━━ Dataset ━━

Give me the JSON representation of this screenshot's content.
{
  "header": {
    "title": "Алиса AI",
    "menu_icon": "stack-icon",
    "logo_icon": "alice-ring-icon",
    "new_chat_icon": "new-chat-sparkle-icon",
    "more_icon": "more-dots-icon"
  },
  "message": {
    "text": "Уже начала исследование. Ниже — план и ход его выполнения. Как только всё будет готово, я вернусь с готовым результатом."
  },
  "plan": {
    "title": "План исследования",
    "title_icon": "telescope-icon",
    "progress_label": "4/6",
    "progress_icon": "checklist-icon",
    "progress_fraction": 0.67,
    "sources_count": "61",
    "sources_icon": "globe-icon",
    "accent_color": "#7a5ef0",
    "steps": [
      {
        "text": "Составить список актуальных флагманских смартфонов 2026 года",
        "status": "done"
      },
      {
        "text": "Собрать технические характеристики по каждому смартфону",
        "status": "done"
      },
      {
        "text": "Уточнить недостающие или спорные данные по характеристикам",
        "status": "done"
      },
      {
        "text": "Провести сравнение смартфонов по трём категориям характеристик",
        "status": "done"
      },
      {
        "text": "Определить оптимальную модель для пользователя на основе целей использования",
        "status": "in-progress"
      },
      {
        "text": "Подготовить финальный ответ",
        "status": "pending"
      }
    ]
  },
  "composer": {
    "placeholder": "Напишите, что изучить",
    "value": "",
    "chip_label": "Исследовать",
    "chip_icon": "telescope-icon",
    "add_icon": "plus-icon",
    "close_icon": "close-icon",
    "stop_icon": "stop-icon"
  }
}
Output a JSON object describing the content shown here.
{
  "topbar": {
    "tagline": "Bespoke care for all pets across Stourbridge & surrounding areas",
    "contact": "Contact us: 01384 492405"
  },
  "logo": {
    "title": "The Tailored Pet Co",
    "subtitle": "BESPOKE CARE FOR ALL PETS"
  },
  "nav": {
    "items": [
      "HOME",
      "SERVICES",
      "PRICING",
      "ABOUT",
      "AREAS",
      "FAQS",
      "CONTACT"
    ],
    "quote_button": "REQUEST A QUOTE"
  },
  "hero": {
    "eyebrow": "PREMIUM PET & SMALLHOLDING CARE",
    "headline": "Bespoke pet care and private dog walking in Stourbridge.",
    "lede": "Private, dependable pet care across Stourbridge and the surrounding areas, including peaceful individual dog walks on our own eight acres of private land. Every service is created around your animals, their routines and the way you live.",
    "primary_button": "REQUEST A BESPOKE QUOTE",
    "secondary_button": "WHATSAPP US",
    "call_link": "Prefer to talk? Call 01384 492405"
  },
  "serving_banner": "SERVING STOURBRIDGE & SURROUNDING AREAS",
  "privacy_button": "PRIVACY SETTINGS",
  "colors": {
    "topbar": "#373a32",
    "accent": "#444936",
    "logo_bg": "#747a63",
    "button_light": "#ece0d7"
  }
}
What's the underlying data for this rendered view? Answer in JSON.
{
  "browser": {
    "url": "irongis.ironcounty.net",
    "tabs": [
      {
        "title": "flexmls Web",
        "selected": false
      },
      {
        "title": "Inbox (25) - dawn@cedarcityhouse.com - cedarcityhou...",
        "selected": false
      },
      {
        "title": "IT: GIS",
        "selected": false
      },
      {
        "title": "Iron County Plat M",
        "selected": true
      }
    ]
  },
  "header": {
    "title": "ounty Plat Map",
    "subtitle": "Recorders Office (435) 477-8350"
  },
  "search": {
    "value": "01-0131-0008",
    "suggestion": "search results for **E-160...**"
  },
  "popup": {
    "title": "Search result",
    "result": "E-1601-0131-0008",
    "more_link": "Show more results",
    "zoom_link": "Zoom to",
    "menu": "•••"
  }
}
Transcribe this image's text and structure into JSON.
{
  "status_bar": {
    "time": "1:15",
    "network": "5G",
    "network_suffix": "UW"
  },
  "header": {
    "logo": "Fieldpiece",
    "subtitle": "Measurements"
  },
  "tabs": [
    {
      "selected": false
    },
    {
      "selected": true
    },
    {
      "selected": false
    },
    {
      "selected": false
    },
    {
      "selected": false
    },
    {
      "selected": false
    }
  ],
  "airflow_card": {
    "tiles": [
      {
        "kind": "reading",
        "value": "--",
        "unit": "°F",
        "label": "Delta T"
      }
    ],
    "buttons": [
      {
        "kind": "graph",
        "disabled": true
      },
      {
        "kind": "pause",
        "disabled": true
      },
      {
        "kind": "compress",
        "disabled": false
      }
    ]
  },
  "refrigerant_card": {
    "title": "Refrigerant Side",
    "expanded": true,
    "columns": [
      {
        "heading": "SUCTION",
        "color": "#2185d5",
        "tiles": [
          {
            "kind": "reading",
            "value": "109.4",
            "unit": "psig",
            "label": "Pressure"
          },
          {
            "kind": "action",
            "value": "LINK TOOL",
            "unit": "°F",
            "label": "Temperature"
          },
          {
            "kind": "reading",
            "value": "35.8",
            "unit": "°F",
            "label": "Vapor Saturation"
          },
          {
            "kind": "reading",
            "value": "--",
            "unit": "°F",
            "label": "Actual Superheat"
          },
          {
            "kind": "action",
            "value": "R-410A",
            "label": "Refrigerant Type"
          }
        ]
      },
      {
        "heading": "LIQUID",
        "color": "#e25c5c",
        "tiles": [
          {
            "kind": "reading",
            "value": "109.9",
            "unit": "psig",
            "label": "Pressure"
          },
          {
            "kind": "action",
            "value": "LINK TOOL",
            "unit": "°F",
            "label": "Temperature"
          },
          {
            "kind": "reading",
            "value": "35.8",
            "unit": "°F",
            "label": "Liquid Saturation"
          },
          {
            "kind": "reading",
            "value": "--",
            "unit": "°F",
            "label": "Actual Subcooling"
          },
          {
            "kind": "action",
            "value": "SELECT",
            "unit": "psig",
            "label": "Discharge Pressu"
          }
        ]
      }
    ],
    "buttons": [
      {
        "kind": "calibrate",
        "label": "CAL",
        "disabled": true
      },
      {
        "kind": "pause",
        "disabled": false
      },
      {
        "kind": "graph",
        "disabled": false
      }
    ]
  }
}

━━━

### What is required
Go through the data and gather every line that holds "QUOTE".

### Answer to this exercise
    "quote_button": "REQUEST A QUOTE"
    "primary_button": "REQUEST A BESPOKE QUOTE",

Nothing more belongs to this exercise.